**INPUT FOR THIS TASK:**
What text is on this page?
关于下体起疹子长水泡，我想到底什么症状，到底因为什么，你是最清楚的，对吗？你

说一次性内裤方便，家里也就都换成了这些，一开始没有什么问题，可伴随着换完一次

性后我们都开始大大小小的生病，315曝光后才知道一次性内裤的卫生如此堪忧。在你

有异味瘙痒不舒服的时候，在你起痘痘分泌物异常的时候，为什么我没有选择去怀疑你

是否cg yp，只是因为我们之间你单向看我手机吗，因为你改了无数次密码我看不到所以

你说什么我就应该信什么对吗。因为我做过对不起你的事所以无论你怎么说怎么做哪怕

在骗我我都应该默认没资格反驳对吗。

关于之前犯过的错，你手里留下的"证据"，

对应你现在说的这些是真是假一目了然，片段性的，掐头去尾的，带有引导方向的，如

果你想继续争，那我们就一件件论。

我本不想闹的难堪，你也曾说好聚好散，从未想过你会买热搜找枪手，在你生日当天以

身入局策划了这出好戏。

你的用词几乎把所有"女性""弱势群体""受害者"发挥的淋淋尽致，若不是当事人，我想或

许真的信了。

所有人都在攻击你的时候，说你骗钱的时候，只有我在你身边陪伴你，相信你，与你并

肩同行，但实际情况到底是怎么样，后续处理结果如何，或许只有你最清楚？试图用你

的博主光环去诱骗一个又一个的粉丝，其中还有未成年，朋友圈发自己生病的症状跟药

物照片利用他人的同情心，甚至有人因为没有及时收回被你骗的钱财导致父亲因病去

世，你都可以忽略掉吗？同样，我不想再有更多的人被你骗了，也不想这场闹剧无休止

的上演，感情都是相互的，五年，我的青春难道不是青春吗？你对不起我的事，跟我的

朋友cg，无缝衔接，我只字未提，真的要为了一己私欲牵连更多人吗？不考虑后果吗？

**INSTRUCTION:** Repeat every line of the records above exactly.

**ANSWER FOR THE TASK:**
What text is on this page?
关于下体起疹子长水泡，我想到底什么症状，到底因为什么，你是最清楚的，对吗？你

说一次性内裤方便，家里也就都换成了这些，一开始没有什么问题，可伴随着换完一次

性后我们都开始大大小小的生病，315曝光后才知道一次性内裤的卫生如此堪忧。在你

有异味瘙痒不舒服的时候，在你起痘痘分泌物异常的时候，为什么我没有选择去怀疑你

是否cg yp，只是因为我们之间你单向看我手机吗，因为你改了无数次密码我看不到所以

你说什么我就应该信什么对吗。因为我做过对不起你的事所以无论你怎么说怎么做哪怕

在骗我我都应该默认没资格反驳对吗。

关于之前犯过的错，你手里留下的"证据"，

对应你现在说的这些是真是假一目了然，片段性的，掐头去尾的，带有引导方向的，如

果你想继续争，那我们就一件件论。

我本不想闹的难堪，你也曾说好聚好散，从未想过你会买热搜找枪手，在你生日当天以

身入局策划了这出好戏。

你的用词几乎把所有"女性""弱势群体""受害者"发挥的淋淋尽致，若不是当事人，我想或

许真的信了。

所有人都在攻击你的时候，说你骗钱的时候，只有我在你身边陪伴你，相信你，与你并

肩同行，但实际情况到底是怎么样，后续处理结果如何，或许只有你最清楚？试图用你

的博主光环去诱骗一个又一个的粉丝，其中还有未成年，朋友圈发自己生病的症状跟药

物照片利用他人的同情心，甚至有人因为没有及时收回被你骗的钱财导致父亲因病去

世，你都可以忽略掉吗？同样，我不想再有更多的人被你骗了，也不想这场闹剧无休止

的上演，感情都是相互的，五年，我的青春难道不是青春吗？你对不起我的事，跟我的

朋友cg，无缝衔接，我只字未提，真的要为了一己私欲牵连更多人吗？不考虑后果吗？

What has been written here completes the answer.